Saved data entries —
>> START

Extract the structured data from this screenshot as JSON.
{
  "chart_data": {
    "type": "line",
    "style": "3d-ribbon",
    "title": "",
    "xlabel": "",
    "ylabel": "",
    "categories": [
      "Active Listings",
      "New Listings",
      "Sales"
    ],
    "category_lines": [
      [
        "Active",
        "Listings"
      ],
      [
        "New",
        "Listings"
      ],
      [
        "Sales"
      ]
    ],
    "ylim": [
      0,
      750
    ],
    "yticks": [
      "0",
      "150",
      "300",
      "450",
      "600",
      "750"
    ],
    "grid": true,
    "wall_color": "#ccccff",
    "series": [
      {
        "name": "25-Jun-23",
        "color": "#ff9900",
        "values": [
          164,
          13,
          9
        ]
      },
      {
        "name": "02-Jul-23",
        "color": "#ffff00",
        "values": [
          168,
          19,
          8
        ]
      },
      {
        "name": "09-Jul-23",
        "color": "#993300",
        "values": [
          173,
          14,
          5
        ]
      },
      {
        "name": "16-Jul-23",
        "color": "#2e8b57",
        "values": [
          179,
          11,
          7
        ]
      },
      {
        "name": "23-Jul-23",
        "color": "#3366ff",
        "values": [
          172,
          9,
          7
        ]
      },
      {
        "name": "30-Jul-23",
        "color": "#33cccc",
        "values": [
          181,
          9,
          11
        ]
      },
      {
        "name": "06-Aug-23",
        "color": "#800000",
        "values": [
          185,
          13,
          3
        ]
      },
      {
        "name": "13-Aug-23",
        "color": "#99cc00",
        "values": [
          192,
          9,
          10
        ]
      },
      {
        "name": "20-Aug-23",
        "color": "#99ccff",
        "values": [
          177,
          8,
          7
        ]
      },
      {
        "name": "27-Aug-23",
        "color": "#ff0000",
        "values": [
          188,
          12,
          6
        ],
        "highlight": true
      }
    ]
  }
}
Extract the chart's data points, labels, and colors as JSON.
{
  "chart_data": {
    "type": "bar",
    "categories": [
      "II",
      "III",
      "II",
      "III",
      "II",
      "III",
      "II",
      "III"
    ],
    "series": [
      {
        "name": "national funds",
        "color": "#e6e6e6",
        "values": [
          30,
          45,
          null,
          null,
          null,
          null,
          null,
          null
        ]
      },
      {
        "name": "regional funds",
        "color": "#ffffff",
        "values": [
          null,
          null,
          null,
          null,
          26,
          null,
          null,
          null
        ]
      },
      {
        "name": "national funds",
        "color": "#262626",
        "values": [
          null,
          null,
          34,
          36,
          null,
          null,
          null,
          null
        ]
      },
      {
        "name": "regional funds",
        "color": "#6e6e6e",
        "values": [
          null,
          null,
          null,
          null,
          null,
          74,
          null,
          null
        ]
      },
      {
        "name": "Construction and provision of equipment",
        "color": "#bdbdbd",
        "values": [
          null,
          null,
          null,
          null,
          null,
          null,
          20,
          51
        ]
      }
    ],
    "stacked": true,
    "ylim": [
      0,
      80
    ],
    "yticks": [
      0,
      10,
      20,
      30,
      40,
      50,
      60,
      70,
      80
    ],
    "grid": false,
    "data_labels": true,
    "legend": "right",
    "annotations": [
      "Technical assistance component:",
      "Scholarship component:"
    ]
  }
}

>> END

What is needed — Set down nothing but the lines from the one with "Extract the chart's" through the end of the records, keeping each line exactly as written and including both ends.

Solution for this task —
Extract the chart's data points, labels, and colors as JSON.
{
  "chart_data": {
    "type": "bar",
    "categories": [
      "II",
      "III",
      "II",
      "III",
      "II",
      "III",
      "II",
      "III"
    ],
    "series": [
      {
        "name": "national funds",
        "color": "#e6e6e6",
        "values": [
          30,
          45,
          null,
          null,
          null,
          null,
          null,
          null
        ]
      },
      {
        "name": "regional funds",
        "color": "#ffffff",
        "values": [
          null,
          null,
          null,
          null,
          26,
          null,
          null,
          null
        ]
      },
      {
        "name": "national funds",
        "color": "#262626",
        "values": [
          null,
          null,
          34,
          36,
          null,
          null,
          null,
          null
        ]
      },
      {
        "name": "regional funds",
        "color": "#6e6e6e",
        "values": [
          null,
          null,
          null,
          null,
          null,
          74,
          null,
          null
        ]
      },
      {
        "name": "Construction and provision of equipment",
        "color": "#bdbdbd",
        "values": [
          null,
          null,
          null,
          null,
          null,
          null,
          20,
          51
        ]
      }
    ],
    "stacked": true,
    "ylim": [
      0,
      80
    ],
    "yticks": [
      0,
      10,
      20,
      30,
      40,
      50,
      60,
      70,
      80
    ],
    "grid": false,
    "data_labels": true,
    "legend": "right",
    "annotations": [
      "Technical assistance component:",
      "Scholarship component:"
    ]
  }
}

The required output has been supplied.